◆ Aim of the task:
From the entries below, work out the number of lines that hold the word "close", and give that number alone.

◆ Available data:

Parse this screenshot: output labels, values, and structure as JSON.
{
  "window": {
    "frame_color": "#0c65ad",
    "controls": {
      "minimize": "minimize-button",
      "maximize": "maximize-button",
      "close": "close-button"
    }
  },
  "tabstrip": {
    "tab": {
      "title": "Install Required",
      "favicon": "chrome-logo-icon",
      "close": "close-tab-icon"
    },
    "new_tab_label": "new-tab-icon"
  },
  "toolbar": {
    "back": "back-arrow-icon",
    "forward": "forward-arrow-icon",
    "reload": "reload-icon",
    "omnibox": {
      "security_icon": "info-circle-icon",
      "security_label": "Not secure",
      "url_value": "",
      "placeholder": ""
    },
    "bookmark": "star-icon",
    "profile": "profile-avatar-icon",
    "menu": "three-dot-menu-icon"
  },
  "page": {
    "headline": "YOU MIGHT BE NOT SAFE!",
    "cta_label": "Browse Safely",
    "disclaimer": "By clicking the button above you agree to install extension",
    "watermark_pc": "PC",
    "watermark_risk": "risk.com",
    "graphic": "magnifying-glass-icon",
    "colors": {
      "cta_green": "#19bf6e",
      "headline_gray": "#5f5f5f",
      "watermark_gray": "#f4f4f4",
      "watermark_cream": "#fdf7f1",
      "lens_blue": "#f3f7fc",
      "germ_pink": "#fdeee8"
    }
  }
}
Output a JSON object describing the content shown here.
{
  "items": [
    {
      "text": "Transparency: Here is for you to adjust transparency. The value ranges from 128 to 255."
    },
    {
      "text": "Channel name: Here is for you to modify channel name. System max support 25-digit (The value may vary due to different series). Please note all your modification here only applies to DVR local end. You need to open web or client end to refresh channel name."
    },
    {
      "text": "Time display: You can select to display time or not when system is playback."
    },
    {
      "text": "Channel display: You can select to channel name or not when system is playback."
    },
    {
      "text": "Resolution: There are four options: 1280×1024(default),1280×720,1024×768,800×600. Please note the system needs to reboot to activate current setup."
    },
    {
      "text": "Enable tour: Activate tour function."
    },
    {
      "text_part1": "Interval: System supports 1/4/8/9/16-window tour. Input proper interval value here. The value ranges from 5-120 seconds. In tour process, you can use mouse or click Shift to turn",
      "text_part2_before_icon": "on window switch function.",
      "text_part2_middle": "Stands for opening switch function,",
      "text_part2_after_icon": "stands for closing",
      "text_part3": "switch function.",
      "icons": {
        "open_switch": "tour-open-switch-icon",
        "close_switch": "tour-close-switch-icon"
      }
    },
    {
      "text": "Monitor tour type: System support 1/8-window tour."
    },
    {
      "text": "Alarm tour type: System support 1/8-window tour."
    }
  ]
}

==

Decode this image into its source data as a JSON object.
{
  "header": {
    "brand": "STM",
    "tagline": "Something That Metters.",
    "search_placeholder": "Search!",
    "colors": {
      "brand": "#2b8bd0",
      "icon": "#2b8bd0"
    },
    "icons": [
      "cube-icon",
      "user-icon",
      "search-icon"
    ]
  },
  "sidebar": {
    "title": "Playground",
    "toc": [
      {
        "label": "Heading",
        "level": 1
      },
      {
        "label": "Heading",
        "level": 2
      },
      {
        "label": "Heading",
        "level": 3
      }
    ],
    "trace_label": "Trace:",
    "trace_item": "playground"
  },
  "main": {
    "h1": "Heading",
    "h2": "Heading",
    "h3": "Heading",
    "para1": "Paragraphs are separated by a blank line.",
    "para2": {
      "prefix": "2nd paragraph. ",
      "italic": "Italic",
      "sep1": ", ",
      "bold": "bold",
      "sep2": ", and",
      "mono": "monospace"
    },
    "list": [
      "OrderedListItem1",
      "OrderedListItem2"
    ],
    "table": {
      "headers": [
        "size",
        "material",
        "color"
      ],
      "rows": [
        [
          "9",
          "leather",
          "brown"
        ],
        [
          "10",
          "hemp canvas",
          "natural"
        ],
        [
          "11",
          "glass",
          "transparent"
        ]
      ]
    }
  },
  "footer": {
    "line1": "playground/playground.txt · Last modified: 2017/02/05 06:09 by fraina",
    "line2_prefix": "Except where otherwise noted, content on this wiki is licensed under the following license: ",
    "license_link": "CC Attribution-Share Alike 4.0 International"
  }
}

◆ Solution to this task:
3